**DATA SHOWN**
^^^^^^^^

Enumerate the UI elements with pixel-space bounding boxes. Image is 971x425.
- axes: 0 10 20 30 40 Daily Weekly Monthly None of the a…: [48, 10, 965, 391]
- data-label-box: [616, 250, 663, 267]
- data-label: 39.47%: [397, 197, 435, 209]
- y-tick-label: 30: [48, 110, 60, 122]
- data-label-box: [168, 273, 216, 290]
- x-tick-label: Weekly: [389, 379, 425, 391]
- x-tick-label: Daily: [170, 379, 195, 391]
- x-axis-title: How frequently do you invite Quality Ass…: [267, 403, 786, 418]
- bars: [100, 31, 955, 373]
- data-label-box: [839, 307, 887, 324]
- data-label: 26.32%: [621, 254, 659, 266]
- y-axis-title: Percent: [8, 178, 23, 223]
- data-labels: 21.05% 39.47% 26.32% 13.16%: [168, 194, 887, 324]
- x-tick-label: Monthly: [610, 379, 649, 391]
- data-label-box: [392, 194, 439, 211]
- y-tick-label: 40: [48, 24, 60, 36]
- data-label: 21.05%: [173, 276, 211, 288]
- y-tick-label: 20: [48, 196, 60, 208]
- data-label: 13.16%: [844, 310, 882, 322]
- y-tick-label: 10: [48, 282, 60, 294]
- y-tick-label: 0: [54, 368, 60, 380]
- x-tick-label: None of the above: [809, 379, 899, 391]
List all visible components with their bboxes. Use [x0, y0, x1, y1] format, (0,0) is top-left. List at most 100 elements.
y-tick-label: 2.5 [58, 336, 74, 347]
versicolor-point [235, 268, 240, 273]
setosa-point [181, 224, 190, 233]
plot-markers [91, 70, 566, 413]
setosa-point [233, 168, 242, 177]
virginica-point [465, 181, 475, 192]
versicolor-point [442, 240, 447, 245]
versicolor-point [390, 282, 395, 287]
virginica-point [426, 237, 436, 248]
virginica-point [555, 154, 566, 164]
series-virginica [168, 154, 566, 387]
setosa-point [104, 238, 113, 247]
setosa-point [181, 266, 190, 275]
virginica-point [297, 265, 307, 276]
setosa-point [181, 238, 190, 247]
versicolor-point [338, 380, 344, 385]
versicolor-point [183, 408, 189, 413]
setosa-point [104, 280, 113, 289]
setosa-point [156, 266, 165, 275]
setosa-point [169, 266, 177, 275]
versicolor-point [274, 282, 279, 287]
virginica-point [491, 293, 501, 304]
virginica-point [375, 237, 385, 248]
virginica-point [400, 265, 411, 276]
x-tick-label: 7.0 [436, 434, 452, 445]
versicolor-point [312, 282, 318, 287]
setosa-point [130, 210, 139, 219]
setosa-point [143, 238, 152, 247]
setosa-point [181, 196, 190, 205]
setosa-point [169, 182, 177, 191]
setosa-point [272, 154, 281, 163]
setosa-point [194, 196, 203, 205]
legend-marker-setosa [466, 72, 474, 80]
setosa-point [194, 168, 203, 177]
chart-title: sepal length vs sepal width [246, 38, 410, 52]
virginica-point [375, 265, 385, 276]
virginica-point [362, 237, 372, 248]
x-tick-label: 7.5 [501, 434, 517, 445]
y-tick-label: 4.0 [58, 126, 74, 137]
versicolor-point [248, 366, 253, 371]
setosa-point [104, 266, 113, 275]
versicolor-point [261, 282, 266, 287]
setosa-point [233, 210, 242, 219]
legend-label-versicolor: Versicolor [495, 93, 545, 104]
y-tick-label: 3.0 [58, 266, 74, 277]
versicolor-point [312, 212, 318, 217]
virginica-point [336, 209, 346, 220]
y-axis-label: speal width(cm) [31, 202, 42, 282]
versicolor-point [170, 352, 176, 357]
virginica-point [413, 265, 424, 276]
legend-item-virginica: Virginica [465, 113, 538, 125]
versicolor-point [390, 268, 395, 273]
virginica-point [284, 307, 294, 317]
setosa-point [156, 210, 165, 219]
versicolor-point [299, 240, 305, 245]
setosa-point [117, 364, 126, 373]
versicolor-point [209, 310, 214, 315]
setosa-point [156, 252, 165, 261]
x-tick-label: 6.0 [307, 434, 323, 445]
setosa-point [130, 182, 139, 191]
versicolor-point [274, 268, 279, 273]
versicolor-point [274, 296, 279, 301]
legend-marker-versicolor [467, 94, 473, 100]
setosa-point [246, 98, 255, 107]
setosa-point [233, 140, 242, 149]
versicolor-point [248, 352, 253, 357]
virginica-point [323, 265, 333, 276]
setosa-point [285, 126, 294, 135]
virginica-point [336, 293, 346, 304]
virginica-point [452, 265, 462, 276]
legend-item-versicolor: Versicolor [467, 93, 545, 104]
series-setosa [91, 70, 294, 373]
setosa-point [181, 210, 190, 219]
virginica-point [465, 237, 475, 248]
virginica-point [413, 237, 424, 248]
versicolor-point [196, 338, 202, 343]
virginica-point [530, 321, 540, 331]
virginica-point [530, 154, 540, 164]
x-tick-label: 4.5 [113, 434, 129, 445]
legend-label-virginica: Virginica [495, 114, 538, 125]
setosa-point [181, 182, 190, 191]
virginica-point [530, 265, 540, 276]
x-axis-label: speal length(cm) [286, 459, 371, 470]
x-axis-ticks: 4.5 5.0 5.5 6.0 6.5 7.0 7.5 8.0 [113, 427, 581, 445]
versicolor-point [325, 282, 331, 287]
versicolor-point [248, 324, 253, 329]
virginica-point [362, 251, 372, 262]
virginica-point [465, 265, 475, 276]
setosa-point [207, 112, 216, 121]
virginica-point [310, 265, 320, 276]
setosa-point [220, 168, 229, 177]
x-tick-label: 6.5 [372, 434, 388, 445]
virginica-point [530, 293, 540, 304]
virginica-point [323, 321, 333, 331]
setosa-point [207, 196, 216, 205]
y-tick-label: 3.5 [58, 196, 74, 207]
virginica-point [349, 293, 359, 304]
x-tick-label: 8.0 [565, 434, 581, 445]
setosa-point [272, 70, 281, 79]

^^^^^^^^

**THE REQUEST**
Rewrite the data from its first line through the line containing "- y-tick-label: 40: [48, 24, 60, 36]", both included, switching every "x-tick-label" to "x-tick-text" and leaving everything else unchanged.

**FINISHED EXERCISE**
Enumerate the UI elements with pixel-space bounding boxes. Image is 971x425.
- axes: 0 10 20 30 40 Daily Weekly Monthly None of the a…: [48, 10, 965, 391]
- data-label-box: [616, 250, 663, 267]
- data-label: 39.47%: [397, 197, 435, 209]
- y-tick-label: 30: [48, 110, 60, 122]
- data-label-box: [168, 273, 216, 290]
- x-tick-text: Weekly: [389, 379, 425, 391]
- x-tick-text: Daily: [170, 379, 195, 391]
- x-axis-title: How frequently do you invite Quality Ass…: [267, 403, 786, 418]
- bars: [100, 31, 955, 373]
- data-label-box: [839, 307, 887, 324]
- data-label: 26.32%: [621, 254, 659, 266]
- y-axis-title: Percent: [8, 178, 23, 223]
- data-labels: 21.05% 39.47% 26.32% 13.16%: [168, 194, 887, 324]
- x-tick-text: Monthly: [610, 379, 649, 391]
- data-label-box: [392, 194, 439, 211]
- y-tick-label: 40: [48, 24, 60, 36]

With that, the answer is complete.